Extracted data entries:
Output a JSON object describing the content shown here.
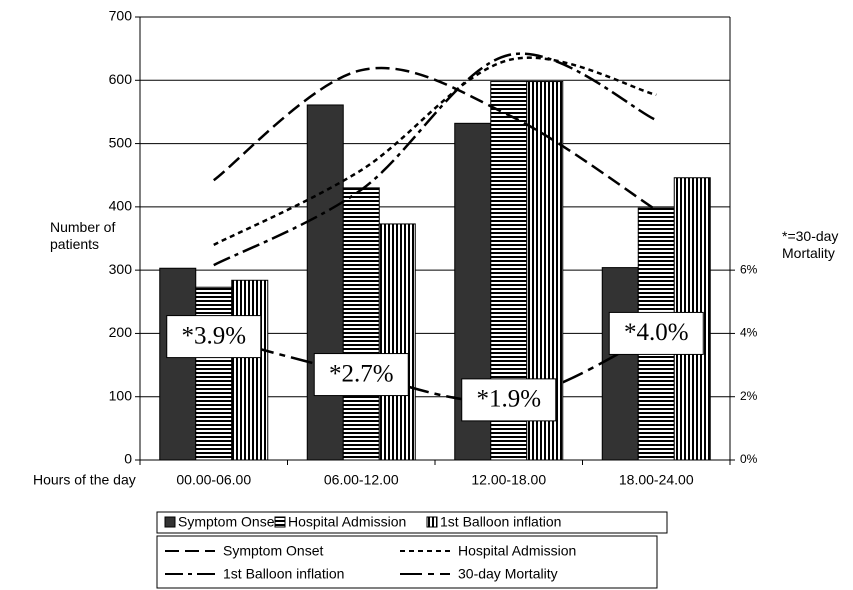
{
  "chart_data": {
    "type": "bar",
    "categories": [
      "00.00-06.00",
      "06.00-12.00",
      "12.00-18.00",
      "18.00-24.00"
    ],
    "xlabel": "Hours of the day",
    "ylabel": "Number of patients",
    "y2label": "*=30-day Mortality",
    "ylim": [
      0,
      700
    ],
    "yticks": [
      0,
      100,
      200,
      300,
      400,
      500,
      600,
      700
    ],
    "y2lim": [
      0,
      14
    ],
    "y2ticks": [
      {
        "value": 0,
        "label": "0%"
      },
      {
        "value": 2,
        "label": "2%"
      },
      {
        "value": 4,
        "label": "4%"
      },
      {
        "value": 6,
        "label": "6%"
      }
    ],
    "grid": true,
    "series": [
      {
        "name": "Symptom Onset",
        "type": "bar",
        "color": "#333333",
        "values": [
          303,
          561,
          532,
          304
        ]
      },
      {
        "name": "Hospital Admission",
        "type": "bar",
        "color": "#000000",
        "hatch": "horizontal",
        "values": [
          273,
          430,
          598,
          398
        ]
      },
      {
        "name": "1st Balloon inflation",
        "type": "bar",
        "color": "#000000",
        "hatch": "vertical",
        "values": [
          284,
          373,
          598,
          446
        ]
      },
      {
        "name": "Symptom Onset",
        "type": "line",
        "color": "#000000",
        "dash": "14 6",
        "values": [
          442,
          616,
          545,
          395
        ]
      },
      {
        "name": "Hospital Admission",
        "type": "line",
        "color": "#000000",
        "dash": "5 4",
        "values": [
          340,
          458,
          632,
          577
        ]
      },
      {
        "name": "1st Balloon inflation",
        "type": "line",
        "color": "#000000",
        "dash": "18 5 4 5",
        "values": [
          308,
          427,
          640,
          537
        ]
      },
      {
        "name": "30-day Mortality",
        "type": "line",
        "axis": "y2",
        "color": "#000000",
        "dash": "22 6 6 6",
        "values": [
          3.9,
          2.7,
          1.9,
          4.0
        ],
        "value_labels": [
          "*3.9%",
          "*2.7%",
          "*1.9%",
          "*4.0%"
        ]
      }
    ]
  }
}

Exercise goal: Leave the pictures behind and repeat each entry exactly.

Result for this task:
Output a JSON object describing the content shown here.
{
  "chart_data": {
    "type": "bar",
    "categories": [
      "00.00-06.00",
      "06.00-12.00",
      "12.00-18.00",
      "18.00-24.00"
    ],
    "xlabel": "Hours of the day",
    "ylabel": "Number of patients",
    "y2label": "*=30-day Mortality",
    "ylim": [
      0,
      700
    ],
    "yticks": [
      0,
      100,
      200,
      300,
      400,
      500,
      600,
      700
    ],
    "y2lim": [
      0,
      14
    ],
    "y2ticks": [
      {
        "value": 0,
        "label": "0%"
      },
      {
        "value": 2,
        "label": "2%"
      },
      {
        "value": 4,
        "label": "4%"
      },
      {
        "value": 6,
        "label": "6%"
      }
    ],
    "grid": true,
    "series": [
      {
        "name": "Symptom Onset",
        "type": "bar",
        "color": "#333333",
        "values": [
          303,
          561,
          532,
          304
        ]
      },
      {
        "name": "Hospital Admission",
        "type": "bar",
        "color": "#000000",
        "hatch": "horizontal",
        "values": [
          273,
          430,
          598,
          398
        ]
      },
      {
        "name": "1st Balloon inflation",
        "type": "bar",
        "color": "#000000",
        "hatch": "vertical",
        "values": [
          284,
          373,
          598,
          446
        ]
      },
      {
        "name": "Symptom Onset",
        "type": "line",
        "color": "#000000",
        "dash": "14 6",
        "values": [
          442,
          616,
          545,
          395
        ]
      },
      {
        "name": "Hospital Admission",
        "type": "line",
        "color": "#000000",
        "dash": "5 4",
        "values": [
          340,
          458,
          632,
          577
        ]
      },
      {
        "name": "1st Balloon inflation",
        "type": "line",
        "color": "#000000",
        "dash": "18 5 4 5",
        "values": [
          308,
          427,
          640,
          537
        ]
      },
      {
        "name": "30-day Mortality",
        "type": "line",
        "axis": "y2",
        "color": "#000000",
        "dash": "22 6 6 6",
        "values": [
          3.9,
          2.7,
          1.9,
          4.0
        ],
        "value_labels": [
          "*3.9%",
          "*2.7%",
          "*1.9%",
          "*4.0%"
        ]
      }
    ]
  }
}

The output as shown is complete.